**WRITTEN INSTRUCTION:** Please write the listing below out again exactly, leaving every picture behind.
── DATASET ROWS
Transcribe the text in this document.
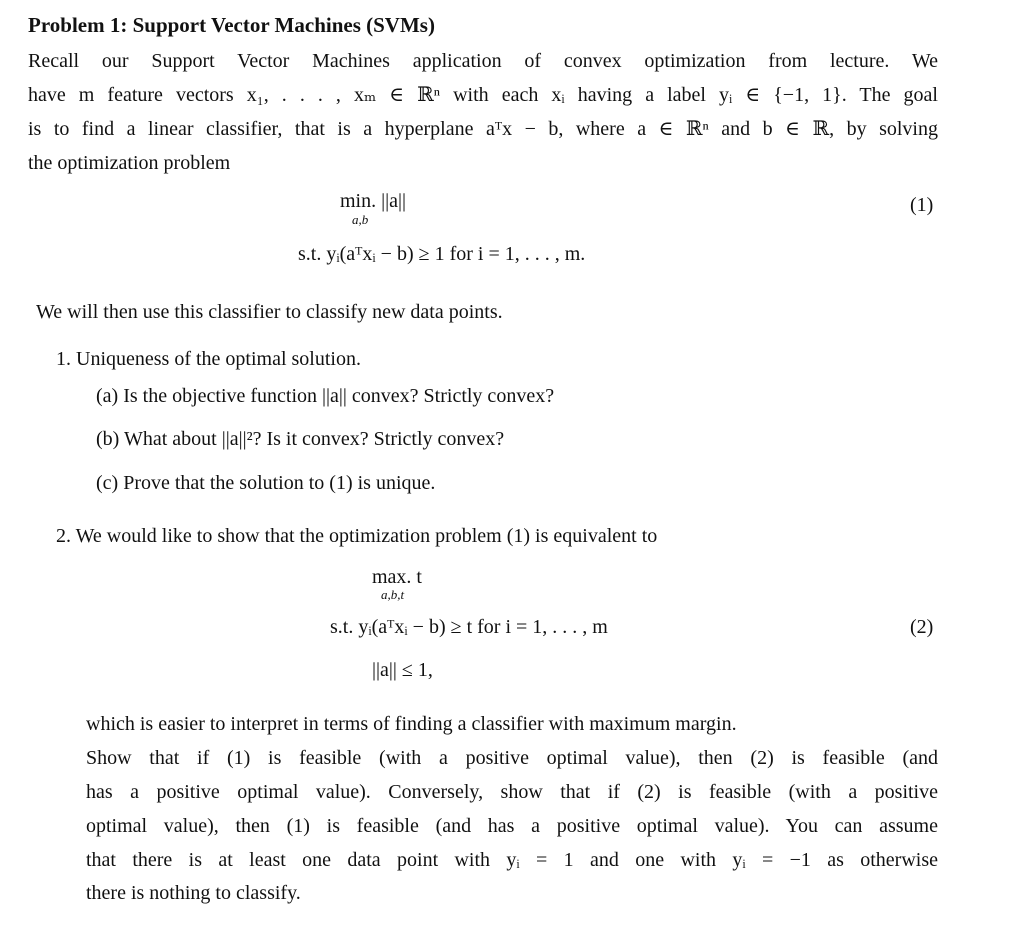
Problem 1: Support Vector Machines (SVMs)
Recall our Support Vector Machines application of convex optimization from lecture. We
have m feature vectors x₁, . . . , xₘ ∈ ℝⁿ with each xᵢ having a label yᵢ ∈ {−1, 1}. The goal
is to find a linear classifier, that is a hyperplane aᵀx − b, where a ∈ ℝⁿ and b ∈ ℝ, by solving
the optimization problem
min. ||a||
a,b
(1)
s.t. yᵢ(aᵀxᵢ − b) ≥ 1 for i = 1, . . . , m.
We will then use this classifier to classify new data points.
1. Uniqueness of the optimal solution.
(a) Is the objective function ||a|| convex? Strictly convex?
(b) What about ||a||²? Is it convex? Strictly convex?
(c) Prove that the solution to (1) is unique.
2. We would like to show that the optimization problem (1) is equivalent to
max. t
a,b,t
s.t. yᵢ(aᵀxᵢ − b) ≥ t for i = 1, . . . , m	(2)
||a|| ≤ 1,
which is easier to interpret in terms of finding a classifier with maximum margin.
Show that if (1) is feasible (with a positive optimal value), then (2) is feasible (and
has a positive optimal value). Conversely, show that if (2) is feasible (with a positive
optimal value), then (1) is feasible (and has a positive optimal value). You can assume
that there is at least one data point with yᵢ = 1 and one with yᵢ = −1 as otherwise
there is nothing to classify.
────
**FINAL RESULT:**
Transcribe the text in this document.
Problem 1: Support Vector Machines (SVMs)
Recall our Support Vector Machines application of convex optimization from lecture. We
have m feature vectors x₁, . . . , xₘ ∈ ℝⁿ with each xᵢ having a label yᵢ ∈ {−1, 1}. The goal
is to find a linear classifier, that is a hyperplane aᵀx − b, where a ∈ ℝⁿ and b ∈ ℝ, by solving
the optimization problem
min. ||a||
a,b
(1)
s.t. yᵢ(aᵀxᵢ − b) ≥ 1 for i = 1, . . . , m.
We will then use this classifier to classify new data points.
1. Uniqueness of the optimal solution.
(a) Is the objective function ||a|| convex? Strictly convex?
(b) What about ||a||²? Is it convex? Strictly convex?
(c) Prove that the solution to (1) is unique.
2. We would like to show that the optimization problem (1) is equivalent to
max. t
a,b,t
s.t. yᵢ(aᵀxᵢ − b) ≥ t for i = 1, . . . , m	(2)
||a|| ≤ 1,
which is easier to interpret in terms of finding a classifier with maximum margin.
Show that if (1) is feasible (with a positive optimal value), then (2) is feasible (and
has a positive optimal value). Conversely, show that if (2) is feasible (with a positive
optimal value), then (1) is feasible (and has a positive optimal value). You can assume
that there is at least one data point with yᵢ = 1 and one with yᵢ = −1 as otherwise
there is nothing to classify.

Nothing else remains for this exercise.